**TASK DIRECTIONS:** Say how many lines contain the word "Stochastics" and give no other text.

**INFORMATION SHOWN:**
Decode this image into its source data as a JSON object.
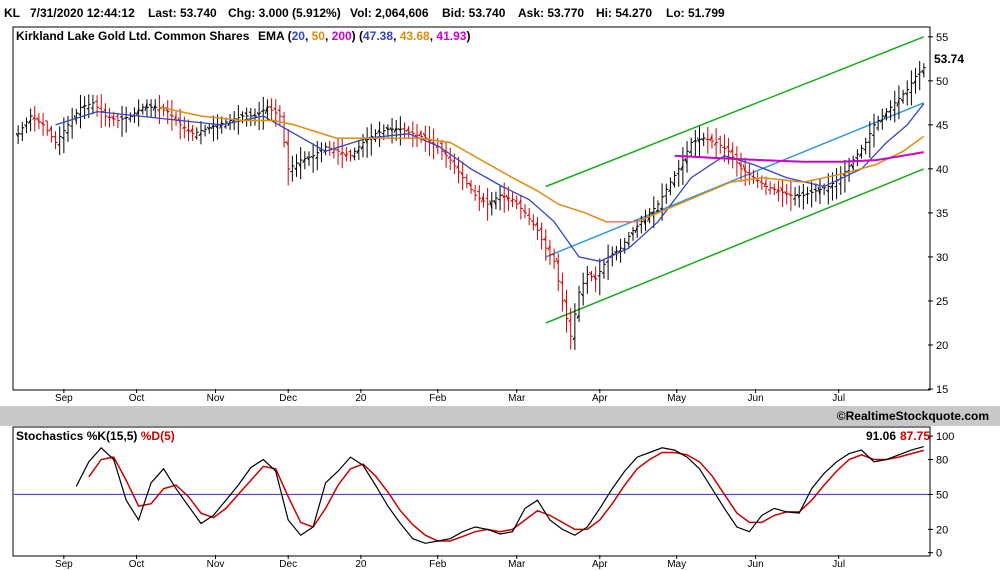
{
  "header": {
    "symbol": "KL",
    "datetime": "7/31/2020 12:44:12",
    "last": "Last: 53.740",
    "chg": "Chg: 3.000 (5.912%)",
    "vol": "Vol: 2,064,606",
    "bid": "Bid: 53.740",
    "ask": "Ask: 53.770",
    "hi": "Hi: 54.270",
    "lo": "Lo: 51.799"
  },
  "colors": {
    "up_bar": "#000000",
    "down_bar": "#cc0000",
    "ema20": "#3344cc",
    "ema50": "#e08a10",
    "ema200": "#cc00cc",
    "channel": "#1aaa1a",
    "trend": "#3399dd",
    "stoch_k": "#000000",
    "stoch_d": "#cc0000",
    "midline": "#3333aa",
    "separator": "#c8c8c8"
  },
  "legend": {
    "company": "Kirkland Lake Gold Ltd. Common Shares",
    "ema_label": "EMA",
    "ema20_param": "20",
    "ema50_param": "50",
    "ema200_param": "200",
    "ema20_val": "47.38",
    "ema50_val": "43.68",
    "ema200_val": "41.93",
    "last_label": "53.74"
  },
  "watermark": "©RealtimeStockquote.com",
  "stoch_legend": {
    "k_label": "Stochastics %K(15,5)",
    "d_label": "%D(5)",
    "k_val": "91.06",
    "d_val": "87.75"
  },
  "chart_data": [
    {
      "type": "candlestick",
      "title": "Kirkland Lake Gold Ltd. Common Shares",
      "y_ticks": [
        15,
        20,
        25,
        30,
        35,
        40,
        45,
        50,
        55
      ],
      "ylim": [
        15,
        56
      ],
      "x_tick_labels": [
        "Sep",
        "Oct",
        "Nov",
        "Dec",
        "20",
        "Feb",
        "Mar",
        "Apr",
        "May",
        "Jun",
        "Jul"
      ],
      "x_tick_days": [
        24,
        59,
        97,
        132,
        167,
        204,
        242,
        282,
        319,
        357,
        397
      ],
      "x_range_days": [
        0,
        440
      ],
      "price_points": [
        [
          2,
          44
        ],
        [
          8,
          46
        ],
        [
          14,
          45
        ],
        [
          20,
          43
        ],
        [
          26,
          45
        ],
        [
          32,
          47
        ],
        [
          38,
          47.5
        ],
        [
          44,
          46
        ],
        [
          50,
          45.5
        ],
        [
          56,
          46
        ],
        [
          62,
          47
        ],
        [
          68,
          47
        ],
        [
          74,
          46.5
        ],
        [
          80,
          45
        ],
        [
          86,
          44
        ],
        [
          92,
          44.5
        ],
        [
          98,
          45
        ],
        [
          104,
          45.5
        ],
        [
          110,
          46
        ],
        [
          116,
          46
        ],
        [
          122,
          47
        ],
        [
          128,
          46
        ],
        [
          132,
          40
        ],
        [
          138,
          41
        ],
        [
          144,
          41.5
        ],
        [
          150,
          42.5
        ],
        [
          156,
          42
        ],
        [
          162,
          41.5
        ],
        [
          168,
          43
        ],
        [
          174,
          44
        ],
        [
          180,
          44.5
        ],
        [
          186,
          44.5
        ],
        [
          192,
          44
        ],
        [
          198,
          43.5
        ],
        [
          204,
          42.5
        ],
        [
          210,
          41
        ],
        [
          216,
          39
        ],
        [
          222,
          37
        ],
        [
          228,
          36
        ],
        [
          234,
          37
        ],
        [
          240,
          36.5
        ],
        [
          246,
          35
        ],
        [
          252,
          33
        ],
        [
          256,
          31
        ],
        [
          260,
          29.5
        ],
        [
          264,
          25
        ],
        [
          268,
          21
        ],
        [
          272,
          26
        ],
        [
          276,
          28
        ],
        [
          280,
          27.5
        ],
        [
          286,
          30
        ],
        [
          292,
          31
        ],
        [
          298,
          33
        ],
        [
          304,
          34.5
        ],
        [
          310,
          36
        ],
        [
          316,
          38.5
        ],
        [
          320,
          40
        ],
        [
          326,
          43
        ],
        [
          332,
          43.5
        ],
        [
          338,
          43
        ],
        [
          344,
          42
        ],
        [
          350,
          40
        ],
        [
          356,
          39
        ],
        [
          362,
          38
        ],
        [
          368,
          37.5
        ],
        [
          374,
          37
        ],
        [
          380,
          37
        ],
        [
          386,
          37.5
        ],
        [
          392,
          38
        ],
        [
          398,
          39
        ],
        [
          404,
          41
        ],
        [
          410,
          43
        ],
        [
          414,
          45
        ],
        [
          418,
          46
        ],
        [
          422,
          47
        ],
        [
          426,
          48
        ],
        [
          430,
          49
        ],
        [
          434,
          50.5
        ],
        [
          438,
          51.5
        ]
      ],
      "ema20": [
        [
          20,
          45
        ],
        [
          40,
          46.5
        ],
        [
          60,
          46
        ],
        [
          80,
          45.5
        ],
        [
          100,
          45
        ],
        [
          120,
          46
        ],
        [
          135,
          44
        ],
        [
          150,
          42
        ],
        [
          170,
          43.5
        ],
        [
          190,
          44
        ],
        [
          205,
          42.5
        ],
        [
          220,
          40
        ],
        [
          235,
          38
        ],
        [
          248,
          36.5
        ],
        [
          260,
          34
        ],
        [
          272,
          30
        ],
        [
          282,
          29.5
        ],
        [
          296,
          31
        ],
        [
          310,
          34
        ],
        [
          326,
          39
        ],
        [
          342,
          41.5
        ],
        [
          356,
          40.5
        ],
        [
          372,
          39
        ],
        [
          390,
          38
        ],
        [
          408,
          40
        ],
        [
          420,
          43
        ],
        [
          430,
          45
        ],
        [
          438,
          47.4
        ]
      ],
      "ema50": [
        [
          70,
          47
        ],
        [
          90,
          46
        ],
        [
          110,
          45.5
        ],
        [
          125,
          45.5
        ],
        [
          135,
          45
        ],
        [
          155,
          43.5
        ],
        [
          175,
          43.5
        ],
        [
          195,
          43.5
        ],
        [
          210,
          43
        ],
        [
          225,
          41
        ],
        [
          240,
          39
        ],
        [
          252,
          37.5
        ],
        [
          262,
          36
        ],
        [
          275,
          35
        ],
        [
          285,
          34
        ],
        [
          300,
          34
        ],
        [
          315,
          35.5
        ],
        [
          330,
          37
        ],
        [
          345,
          38.5
        ],
        [
          360,
          39
        ],
        [
          380,
          38.5
        ],
        [
          400,
          39.5
        ],
        [
          415,
          40.5
        ],
        [
          428,
          42
        ],
        [
          438,
          43.7
        ]
      ],
      "ema200": [
        [
          318,
          41.5
        ],
        [
          340,
          41.2
        ],
        [
          360,
          41
        ],
        [
          380,
          40.8
        ],
        [
          398,
          40.8
        ],
        [
          415,
          41
        ],
        [
          428,
          41.5
        ],
        [
          438,
          41.9
        ]
      ],
      "channel_upper": [
        [
          256,
          38
        ],
        [
          438,
          55
        ]
      ],
      "channel_middle": [
        [
          256,
          30
        ],
        [
          438,
          47.5
        ]
      ],
      "channel_lower": [
        [
          256,
          22.5
        ],
        [
          438,
          40
        ]
      ]
    },
    {
      "type": "line",
      "title": "Stochastics %K(15,5)",
      "y_ticks": [
        0,
        20,
        50,
        80,
        100
      ],
      "ylim": [
        -2,
        107
      ],
      "series": [
        {
          "name": "%K(15,5)",
          "points": [
            [
              30,
              57
            ],
            [
              36,
              78
            ],
            [
              42,
              90
            ],
            [
              48,
              80
            ],
            [
              54,
              45
            ],
            [
              60,
              28
            ],
            [
              66,
              60
            ],
            [
              72,
              72
            ],
            [
              78,
              55
            ],
            [
              84,
              40
            ],
            [
              90,
              25
            ],
            [
              96,
              32
            ],
            [
              102,
              45
            ],
            [
              108,
              58
            ],
            [
              114,
              73
            ],
            [
              120,
              80
            ],
            [
              126,
              70
            ],
            [
              132,
              28
            ],
            [
              138,
              15
            ],
            [
              144,
              22
            ],
            [
              150,
              60
            ],
            [
              156,
              70
            ],
            [
              162,
              82
            ],
            [
              168,
              75
            ],
            [
              174,
              58
            ],
            [
              180,
              40
            ],
            [
              186,
              25
            ],
            [
              192,
              12
            ],
            [
              198,
              8
            ],
            [
              204,
              10
            ],
            [
              210,
              12
            ],
            [
              216,
              18
            ],
            [
              222,
              22
            ],
            [
              228,
              20
            ],
            [
              234,
              16
            ],
            [
              240,
              18
            ],
            [
              246,
              38
            ],
            [
              252,
              45
            ],
            [
              258,
              28
            ],
            [
              264,
              20
            ],
            [
              270,
              15
            ],
            [
              276,
              22
            ],
            [
              282,
              38
            ],
            [
              288,
              55
            ],
            [
              294,
              70
            ],
            [
              300,
              82
            ],
            [
              306,
              86
            ],
            [
              312,
              90
            ],
            [
              318,
              88
            ],
            [
              324,
              82
            ],
            [
              330,
              72
            ],
            [
              336,
              55
            ],
            [
              342,
              38
            ],
            [
              348,
              22
            ],
            [
              354,
              18
            ],
            [
              360,
              32
            ],
            [
              366,
              38
            ],
            [
              372,
              35
            ],
            [
              378,
              34
            ],
            [
              384,
              55
            ],
            [
              390,
              68
            ],
            [
              396,
              78
            ],
            [
              402,
              85
            ],
            [
              408,
              88
            ],
            [
              414,
              78
            ],
            [
              420,
              80
            ],
            [
              426,
              84
            ],
            [
              432,
              88
            ],
            [
              438,
              91
            ]
          ]
        },
        {
          "name": "%D(5)",
          "points": [
            [
              36,
              65
            ],
            [
              42,
              80
            ],
            [
              48,
              82
            ],
            [
              54,
              62
            ],
            [
              60,
              40
            ],
            [
              66,
              42
            ],
            [
              72,
              55
            ],
            [
              78,
              58
            ],
            [
              84,
              48
            ],
            [
              90,
              34
            ],
            [
              96,
              30
            ],
            [
              102,
              38
            ],
            [
              108,
              50
            ],
            [
              114,
              62
            ],
            [
              120,
              74
            ],
            [
              126,
              72
            ],
            [
              132,
              48
            ],
            [
              138,
              26
            ],
            [
              144,
              22
            ],
            [
              150,
              38
            ],
            [
              156,
              58
            ],
            [
              162,
              72
            ],
            [
              168,
              76
            ],
            [
              174,
              66
            ],
            [
              180,
              52
            ],
            [
              186,
              36
            ],
            [
              192,
              24
            ],
            [
              198,
              15
            ],
            [
              204,
              10
            ],
            [
              210,
              10
            ],
            [
              216,
              14
            ],
            [
              222,
              18
            ],
            [
              228,
              20
            ],
            [
              234,
              18
            ],
            [
              240,
              20
            ],
            [
              246,
              28
            ],
            [
              252,
              36
            ],
            [
              258,
              32
            ],
            [
              264,
              26
            ],
            [
              270,
              20
            ],
            [
              276,
              20
            ],
            [
              282,
              28
            ],
            [
              288,
              42
            ],
            [
              294,
              58
            ],
            [
              300,
              72
            ],
            [
              306,
              80
            ],
            [
              312,
              86
            ],
            [
              318,
              86
            ],
            [
              324,
              84
            ],
            [
              330,
              78
            ],
            [
              336,
              66
            ],
            [
              342,
              50
            ],
            [
              348,
              34
            ],
            [
              354,
              26
            ],
            [
              360,
              26
            ],
            [
              366,
              32
            ],
            [
              372,
              35
            ],
            [
              378,
              35
            ],
            [
              384,
              45
            ],
            [
              390,
              58
            ],
            [
              396,
              70
            ],
            [
              402,
              80
            ],
            [
              408,
              84
            ],
            [
              414,
              80
            ],
            [
              420,
              80
            ],
            [
              426,
              82
            ],
            [
              432,
              85
            ],
            [
              438,
              87.75
            ]
          ]
        }
      ],
      "reference_line": 50
    }
  ]
}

**COMPLETED EXERCISE:** 2